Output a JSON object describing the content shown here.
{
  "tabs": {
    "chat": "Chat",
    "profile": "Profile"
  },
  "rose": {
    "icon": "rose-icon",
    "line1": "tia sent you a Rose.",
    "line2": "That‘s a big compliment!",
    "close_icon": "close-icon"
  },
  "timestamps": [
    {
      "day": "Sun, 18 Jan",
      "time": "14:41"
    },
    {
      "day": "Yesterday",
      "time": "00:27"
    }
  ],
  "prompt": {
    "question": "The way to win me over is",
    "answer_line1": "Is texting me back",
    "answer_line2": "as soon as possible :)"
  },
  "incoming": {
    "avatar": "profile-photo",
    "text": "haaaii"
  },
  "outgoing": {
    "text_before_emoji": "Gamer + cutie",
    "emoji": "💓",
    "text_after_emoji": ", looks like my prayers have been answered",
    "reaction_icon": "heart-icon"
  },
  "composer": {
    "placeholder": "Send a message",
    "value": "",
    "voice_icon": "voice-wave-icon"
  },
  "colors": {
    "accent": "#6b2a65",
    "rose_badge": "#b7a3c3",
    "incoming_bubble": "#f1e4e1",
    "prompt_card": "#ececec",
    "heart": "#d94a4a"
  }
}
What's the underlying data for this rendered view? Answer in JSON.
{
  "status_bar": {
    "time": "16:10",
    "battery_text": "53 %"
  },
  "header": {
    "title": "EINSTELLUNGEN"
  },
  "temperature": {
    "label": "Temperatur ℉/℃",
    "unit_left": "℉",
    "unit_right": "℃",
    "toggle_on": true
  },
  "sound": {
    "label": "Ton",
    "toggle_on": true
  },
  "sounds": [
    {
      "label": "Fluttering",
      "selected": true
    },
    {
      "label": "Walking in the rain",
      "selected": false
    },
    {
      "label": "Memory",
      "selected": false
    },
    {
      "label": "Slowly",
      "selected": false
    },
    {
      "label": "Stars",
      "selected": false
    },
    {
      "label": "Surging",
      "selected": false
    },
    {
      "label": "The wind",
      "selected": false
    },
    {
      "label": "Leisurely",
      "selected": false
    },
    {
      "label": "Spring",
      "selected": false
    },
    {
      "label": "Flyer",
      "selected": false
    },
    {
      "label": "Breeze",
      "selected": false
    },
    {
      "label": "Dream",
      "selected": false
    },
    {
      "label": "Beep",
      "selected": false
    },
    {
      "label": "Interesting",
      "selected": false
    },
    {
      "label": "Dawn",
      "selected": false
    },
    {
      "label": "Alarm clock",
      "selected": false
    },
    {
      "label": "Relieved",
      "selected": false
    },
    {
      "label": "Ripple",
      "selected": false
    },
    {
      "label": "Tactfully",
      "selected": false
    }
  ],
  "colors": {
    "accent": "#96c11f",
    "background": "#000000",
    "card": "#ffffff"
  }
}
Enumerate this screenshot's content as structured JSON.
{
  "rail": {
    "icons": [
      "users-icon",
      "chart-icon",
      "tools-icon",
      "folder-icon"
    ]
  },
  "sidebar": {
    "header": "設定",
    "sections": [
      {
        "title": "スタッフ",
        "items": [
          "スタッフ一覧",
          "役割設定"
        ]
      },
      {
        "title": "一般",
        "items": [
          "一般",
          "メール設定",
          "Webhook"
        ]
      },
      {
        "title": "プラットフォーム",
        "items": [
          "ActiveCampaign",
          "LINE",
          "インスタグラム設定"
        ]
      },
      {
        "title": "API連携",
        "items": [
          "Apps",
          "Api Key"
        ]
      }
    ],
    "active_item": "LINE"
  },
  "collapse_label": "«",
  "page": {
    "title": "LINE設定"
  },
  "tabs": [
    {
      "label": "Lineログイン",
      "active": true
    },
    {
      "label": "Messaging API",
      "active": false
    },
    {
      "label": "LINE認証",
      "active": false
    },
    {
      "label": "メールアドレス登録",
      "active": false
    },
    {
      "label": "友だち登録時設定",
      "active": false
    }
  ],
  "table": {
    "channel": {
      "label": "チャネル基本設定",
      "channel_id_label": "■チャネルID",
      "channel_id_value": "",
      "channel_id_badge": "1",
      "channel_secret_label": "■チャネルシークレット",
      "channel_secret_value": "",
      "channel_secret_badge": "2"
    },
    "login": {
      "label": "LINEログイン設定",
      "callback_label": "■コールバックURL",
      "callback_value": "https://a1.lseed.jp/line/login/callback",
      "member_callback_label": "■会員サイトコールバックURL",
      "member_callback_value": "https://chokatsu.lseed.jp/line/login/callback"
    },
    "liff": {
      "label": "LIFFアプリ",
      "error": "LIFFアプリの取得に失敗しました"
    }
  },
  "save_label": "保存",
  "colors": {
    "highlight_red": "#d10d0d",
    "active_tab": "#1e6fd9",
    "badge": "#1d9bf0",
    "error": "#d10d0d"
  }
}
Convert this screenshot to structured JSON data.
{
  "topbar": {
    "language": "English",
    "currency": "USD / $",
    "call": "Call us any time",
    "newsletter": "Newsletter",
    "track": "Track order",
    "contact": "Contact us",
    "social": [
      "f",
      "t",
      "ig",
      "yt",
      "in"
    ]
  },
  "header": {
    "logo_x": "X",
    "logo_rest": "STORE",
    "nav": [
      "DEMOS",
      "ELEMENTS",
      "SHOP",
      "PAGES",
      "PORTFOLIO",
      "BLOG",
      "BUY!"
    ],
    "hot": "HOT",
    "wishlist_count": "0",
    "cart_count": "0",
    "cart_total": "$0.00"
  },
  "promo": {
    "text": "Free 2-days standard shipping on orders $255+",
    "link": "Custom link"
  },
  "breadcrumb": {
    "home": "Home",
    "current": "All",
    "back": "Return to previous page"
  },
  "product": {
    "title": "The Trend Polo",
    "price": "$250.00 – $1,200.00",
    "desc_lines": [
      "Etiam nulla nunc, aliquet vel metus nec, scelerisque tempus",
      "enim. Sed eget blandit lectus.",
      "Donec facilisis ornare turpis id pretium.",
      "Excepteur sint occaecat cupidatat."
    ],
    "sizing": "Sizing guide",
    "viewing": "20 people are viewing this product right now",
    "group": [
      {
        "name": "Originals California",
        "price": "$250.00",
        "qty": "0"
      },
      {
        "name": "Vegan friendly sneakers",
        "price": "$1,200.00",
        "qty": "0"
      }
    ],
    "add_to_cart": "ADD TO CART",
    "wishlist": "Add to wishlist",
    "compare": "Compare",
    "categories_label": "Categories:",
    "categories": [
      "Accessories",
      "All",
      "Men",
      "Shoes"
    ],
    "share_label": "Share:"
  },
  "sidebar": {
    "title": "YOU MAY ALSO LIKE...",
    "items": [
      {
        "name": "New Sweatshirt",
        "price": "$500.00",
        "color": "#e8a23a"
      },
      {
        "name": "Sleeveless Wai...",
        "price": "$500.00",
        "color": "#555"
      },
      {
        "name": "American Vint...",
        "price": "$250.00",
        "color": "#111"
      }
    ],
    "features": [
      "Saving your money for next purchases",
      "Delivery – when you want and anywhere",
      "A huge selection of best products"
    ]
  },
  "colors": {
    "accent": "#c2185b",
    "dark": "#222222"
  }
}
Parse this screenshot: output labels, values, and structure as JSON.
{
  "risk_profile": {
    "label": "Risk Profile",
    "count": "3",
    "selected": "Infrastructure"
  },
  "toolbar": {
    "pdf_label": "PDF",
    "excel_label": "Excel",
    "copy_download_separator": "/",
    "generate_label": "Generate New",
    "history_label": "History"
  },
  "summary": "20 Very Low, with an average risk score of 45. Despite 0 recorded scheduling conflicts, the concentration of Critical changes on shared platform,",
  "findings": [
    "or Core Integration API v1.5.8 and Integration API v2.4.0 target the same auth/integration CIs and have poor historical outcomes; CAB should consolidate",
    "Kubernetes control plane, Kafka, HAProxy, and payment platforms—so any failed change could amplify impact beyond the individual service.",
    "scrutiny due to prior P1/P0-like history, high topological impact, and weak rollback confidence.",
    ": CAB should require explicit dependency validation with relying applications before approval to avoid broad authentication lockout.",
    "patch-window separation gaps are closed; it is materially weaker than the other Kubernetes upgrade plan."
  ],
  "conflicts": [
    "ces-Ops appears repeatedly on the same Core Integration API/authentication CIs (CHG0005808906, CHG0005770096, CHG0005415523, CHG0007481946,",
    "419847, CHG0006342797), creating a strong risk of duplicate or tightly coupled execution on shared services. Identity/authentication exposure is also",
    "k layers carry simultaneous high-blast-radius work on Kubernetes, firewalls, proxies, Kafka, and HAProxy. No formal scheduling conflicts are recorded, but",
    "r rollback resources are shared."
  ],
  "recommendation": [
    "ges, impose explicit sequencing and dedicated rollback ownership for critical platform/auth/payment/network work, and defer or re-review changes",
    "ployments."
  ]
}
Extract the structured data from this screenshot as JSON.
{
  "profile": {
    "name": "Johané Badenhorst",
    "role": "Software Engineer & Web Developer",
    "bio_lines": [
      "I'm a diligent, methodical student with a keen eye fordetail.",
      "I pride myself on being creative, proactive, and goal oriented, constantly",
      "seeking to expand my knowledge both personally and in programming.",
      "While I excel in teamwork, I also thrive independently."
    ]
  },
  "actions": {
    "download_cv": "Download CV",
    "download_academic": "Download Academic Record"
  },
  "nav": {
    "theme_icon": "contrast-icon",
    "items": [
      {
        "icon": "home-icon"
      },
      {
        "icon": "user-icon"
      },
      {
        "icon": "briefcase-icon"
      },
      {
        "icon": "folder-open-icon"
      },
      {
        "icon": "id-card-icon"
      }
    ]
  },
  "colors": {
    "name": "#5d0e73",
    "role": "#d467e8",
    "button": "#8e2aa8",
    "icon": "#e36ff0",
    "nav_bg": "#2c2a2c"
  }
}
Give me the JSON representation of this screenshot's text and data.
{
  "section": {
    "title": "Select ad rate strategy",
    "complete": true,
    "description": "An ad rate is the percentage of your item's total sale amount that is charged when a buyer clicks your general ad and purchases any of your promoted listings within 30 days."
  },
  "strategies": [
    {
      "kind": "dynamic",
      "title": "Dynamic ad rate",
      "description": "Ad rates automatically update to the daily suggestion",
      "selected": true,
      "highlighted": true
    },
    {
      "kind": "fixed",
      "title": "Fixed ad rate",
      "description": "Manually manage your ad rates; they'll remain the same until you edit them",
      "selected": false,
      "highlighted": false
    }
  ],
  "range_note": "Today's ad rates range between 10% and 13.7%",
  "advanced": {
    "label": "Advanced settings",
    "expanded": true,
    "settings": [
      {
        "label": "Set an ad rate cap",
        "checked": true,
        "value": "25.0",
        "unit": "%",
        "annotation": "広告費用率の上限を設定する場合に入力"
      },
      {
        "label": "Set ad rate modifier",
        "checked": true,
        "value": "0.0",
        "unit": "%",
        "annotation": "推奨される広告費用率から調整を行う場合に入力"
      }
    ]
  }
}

◆ GIVEN EXERCISE
Your task is to pick out every line with the string "login" and copy it.

◆ COMPLETED EXERCISE
    "login": {
      "callback_value": "https://a1.lseed.jp/line/login/callback",
      "member_callback_value": "https://chokatsu.lseed.jp/line/login/callback"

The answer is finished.